> **Dataset entries**
- - - - -

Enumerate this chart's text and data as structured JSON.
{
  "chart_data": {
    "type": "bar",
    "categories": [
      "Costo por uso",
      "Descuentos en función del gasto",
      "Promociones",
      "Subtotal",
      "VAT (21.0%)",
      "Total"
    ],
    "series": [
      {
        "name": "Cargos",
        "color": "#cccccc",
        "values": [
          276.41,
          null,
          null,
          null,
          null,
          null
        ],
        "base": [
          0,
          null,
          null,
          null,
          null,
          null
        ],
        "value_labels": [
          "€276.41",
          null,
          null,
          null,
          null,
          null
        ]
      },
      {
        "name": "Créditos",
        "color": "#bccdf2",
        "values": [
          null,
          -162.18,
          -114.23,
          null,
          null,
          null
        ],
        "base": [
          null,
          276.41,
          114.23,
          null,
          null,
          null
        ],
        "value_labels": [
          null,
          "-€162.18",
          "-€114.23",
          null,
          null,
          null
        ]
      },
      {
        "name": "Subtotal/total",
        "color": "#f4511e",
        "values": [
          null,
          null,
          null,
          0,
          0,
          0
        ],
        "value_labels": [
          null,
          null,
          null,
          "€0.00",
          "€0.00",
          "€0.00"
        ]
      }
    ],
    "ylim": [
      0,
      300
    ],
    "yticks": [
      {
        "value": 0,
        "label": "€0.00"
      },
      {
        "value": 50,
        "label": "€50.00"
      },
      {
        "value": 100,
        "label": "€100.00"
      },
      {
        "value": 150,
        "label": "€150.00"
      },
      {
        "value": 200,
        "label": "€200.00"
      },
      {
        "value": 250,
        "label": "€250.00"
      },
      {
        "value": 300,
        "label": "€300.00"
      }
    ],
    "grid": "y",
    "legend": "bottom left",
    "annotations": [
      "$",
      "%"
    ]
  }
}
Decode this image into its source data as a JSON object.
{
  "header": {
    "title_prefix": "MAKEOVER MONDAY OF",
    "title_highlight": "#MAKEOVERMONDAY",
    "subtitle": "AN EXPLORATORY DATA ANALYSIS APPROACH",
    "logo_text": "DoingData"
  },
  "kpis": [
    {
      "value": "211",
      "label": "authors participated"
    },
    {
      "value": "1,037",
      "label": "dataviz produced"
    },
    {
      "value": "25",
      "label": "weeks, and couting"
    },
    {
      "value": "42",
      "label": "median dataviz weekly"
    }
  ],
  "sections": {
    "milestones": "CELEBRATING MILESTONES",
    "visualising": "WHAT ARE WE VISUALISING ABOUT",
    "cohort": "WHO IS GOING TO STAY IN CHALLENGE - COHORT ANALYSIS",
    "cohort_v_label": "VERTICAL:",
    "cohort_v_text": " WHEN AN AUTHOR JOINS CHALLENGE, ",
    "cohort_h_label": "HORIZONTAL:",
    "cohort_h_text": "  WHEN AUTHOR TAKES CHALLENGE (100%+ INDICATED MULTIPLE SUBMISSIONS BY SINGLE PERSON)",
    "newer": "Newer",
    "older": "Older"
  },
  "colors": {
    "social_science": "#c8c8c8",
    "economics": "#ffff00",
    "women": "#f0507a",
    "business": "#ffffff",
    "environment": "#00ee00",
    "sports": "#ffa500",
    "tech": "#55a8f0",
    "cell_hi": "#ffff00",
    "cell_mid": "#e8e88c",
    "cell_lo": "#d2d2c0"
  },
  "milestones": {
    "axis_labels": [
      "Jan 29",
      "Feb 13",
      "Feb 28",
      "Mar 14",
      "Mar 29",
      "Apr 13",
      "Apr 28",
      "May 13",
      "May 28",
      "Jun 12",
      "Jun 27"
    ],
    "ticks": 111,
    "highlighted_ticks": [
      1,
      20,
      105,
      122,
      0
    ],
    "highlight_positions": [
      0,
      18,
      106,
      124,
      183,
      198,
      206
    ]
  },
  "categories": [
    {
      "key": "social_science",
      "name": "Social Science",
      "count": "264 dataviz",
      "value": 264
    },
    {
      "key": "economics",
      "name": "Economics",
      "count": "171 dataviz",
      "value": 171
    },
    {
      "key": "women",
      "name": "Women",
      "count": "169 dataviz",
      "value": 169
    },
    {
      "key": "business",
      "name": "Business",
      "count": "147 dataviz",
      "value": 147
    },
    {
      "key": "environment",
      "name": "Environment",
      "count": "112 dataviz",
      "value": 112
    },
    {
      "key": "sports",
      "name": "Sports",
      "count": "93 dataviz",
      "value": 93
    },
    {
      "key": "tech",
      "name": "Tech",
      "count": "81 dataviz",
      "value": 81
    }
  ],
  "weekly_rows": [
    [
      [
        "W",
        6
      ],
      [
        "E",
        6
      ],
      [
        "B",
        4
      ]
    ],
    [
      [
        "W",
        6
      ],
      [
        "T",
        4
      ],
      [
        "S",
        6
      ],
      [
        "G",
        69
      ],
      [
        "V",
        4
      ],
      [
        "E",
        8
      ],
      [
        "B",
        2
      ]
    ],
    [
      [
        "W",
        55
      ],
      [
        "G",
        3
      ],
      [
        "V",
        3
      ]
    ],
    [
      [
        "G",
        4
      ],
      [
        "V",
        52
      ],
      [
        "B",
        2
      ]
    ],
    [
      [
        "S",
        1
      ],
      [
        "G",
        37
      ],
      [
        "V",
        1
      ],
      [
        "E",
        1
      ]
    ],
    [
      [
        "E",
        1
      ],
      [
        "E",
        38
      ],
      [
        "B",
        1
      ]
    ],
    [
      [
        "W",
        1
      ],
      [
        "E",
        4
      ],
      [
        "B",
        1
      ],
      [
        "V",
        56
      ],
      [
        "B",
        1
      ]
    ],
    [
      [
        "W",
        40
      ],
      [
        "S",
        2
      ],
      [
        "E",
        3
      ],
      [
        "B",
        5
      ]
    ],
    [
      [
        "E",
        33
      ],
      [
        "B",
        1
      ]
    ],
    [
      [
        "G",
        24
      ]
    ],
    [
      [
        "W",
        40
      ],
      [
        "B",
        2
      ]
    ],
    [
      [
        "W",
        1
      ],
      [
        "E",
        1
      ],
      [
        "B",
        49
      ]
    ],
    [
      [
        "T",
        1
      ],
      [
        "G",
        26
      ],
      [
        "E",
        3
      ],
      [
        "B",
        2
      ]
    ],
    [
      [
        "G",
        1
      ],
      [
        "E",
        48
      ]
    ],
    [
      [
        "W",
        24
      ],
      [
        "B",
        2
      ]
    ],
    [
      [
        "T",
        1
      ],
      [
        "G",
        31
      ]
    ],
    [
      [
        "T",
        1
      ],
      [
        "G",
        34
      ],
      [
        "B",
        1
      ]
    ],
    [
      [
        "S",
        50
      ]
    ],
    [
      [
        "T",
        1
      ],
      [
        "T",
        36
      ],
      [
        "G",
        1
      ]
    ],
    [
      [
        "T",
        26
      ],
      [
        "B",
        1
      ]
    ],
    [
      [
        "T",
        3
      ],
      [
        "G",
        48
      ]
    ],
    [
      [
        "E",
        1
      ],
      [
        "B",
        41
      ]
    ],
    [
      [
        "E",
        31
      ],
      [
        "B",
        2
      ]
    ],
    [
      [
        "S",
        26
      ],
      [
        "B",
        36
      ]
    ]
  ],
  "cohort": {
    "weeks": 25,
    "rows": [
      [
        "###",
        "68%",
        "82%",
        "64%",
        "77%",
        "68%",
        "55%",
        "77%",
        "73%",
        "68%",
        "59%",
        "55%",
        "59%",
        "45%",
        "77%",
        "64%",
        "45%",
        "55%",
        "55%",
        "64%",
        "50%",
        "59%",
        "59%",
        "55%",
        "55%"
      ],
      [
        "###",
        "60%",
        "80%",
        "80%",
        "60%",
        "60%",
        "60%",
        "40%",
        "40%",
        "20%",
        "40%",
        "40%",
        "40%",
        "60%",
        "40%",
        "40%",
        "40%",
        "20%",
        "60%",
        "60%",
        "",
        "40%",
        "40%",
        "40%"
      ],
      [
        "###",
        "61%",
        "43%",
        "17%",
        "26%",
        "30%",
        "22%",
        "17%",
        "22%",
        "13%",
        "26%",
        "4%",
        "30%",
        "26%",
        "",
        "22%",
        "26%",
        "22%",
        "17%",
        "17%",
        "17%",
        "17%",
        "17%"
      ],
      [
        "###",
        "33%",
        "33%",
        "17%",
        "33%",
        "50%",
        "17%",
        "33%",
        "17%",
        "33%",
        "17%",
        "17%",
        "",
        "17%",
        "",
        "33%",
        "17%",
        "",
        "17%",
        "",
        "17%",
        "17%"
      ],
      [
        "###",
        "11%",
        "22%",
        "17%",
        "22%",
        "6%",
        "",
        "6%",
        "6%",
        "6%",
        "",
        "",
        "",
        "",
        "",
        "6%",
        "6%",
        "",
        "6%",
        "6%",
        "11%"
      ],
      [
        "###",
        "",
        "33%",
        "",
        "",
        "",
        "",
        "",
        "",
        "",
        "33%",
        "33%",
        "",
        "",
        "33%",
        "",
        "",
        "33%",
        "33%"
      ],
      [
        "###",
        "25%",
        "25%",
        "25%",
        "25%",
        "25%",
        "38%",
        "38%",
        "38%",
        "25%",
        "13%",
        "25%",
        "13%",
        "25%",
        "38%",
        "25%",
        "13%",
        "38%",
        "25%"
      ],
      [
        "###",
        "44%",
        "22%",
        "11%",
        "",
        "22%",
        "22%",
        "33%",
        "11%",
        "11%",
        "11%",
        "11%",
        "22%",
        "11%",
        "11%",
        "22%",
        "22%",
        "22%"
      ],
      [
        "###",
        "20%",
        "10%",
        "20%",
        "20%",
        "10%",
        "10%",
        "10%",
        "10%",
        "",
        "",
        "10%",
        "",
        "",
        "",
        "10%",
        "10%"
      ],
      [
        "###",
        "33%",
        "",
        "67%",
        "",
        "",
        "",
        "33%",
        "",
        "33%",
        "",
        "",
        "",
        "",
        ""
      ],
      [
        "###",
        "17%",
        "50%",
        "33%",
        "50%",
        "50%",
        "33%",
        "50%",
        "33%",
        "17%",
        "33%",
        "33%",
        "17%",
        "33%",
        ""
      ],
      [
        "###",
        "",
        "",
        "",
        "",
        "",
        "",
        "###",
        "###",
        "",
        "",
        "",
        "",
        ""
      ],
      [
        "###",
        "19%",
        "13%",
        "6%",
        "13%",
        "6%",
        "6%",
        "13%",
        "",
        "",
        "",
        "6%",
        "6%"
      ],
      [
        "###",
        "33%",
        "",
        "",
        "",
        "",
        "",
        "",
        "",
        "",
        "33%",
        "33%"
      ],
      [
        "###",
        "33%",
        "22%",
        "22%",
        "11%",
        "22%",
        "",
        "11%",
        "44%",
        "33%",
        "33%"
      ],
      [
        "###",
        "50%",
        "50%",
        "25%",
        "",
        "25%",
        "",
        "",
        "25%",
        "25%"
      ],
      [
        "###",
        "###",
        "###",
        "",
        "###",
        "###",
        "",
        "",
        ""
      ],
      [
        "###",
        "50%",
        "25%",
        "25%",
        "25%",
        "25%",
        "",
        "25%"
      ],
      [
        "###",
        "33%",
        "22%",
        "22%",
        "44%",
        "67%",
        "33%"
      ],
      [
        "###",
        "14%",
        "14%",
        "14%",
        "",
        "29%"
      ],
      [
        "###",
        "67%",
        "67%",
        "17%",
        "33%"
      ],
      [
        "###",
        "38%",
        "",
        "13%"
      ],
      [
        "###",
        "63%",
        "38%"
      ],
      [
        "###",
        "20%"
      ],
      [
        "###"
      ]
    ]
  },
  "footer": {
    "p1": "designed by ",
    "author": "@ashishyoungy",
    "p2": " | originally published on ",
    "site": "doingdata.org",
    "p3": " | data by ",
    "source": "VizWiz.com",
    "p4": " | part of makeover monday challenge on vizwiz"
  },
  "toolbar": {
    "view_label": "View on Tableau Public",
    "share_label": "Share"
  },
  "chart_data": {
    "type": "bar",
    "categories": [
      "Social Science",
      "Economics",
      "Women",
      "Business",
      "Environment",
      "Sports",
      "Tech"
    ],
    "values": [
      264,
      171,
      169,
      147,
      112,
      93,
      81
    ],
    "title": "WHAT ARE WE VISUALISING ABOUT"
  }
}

- - - - -

> **Short problem**
Examine the records and pull out every line where the string "WHEN" occurs.

> **Response for this exercise**
    "cohort_v_text": " WHEN AN AUTHOR JOINS CHALLENGE, ",
    "cohort_h_text": "  WHEN AUTHOR TAKES CHALLENGE (100%+ INDICATED MULTIPLE SUBMISSIONS BY SINGLE PERSON)",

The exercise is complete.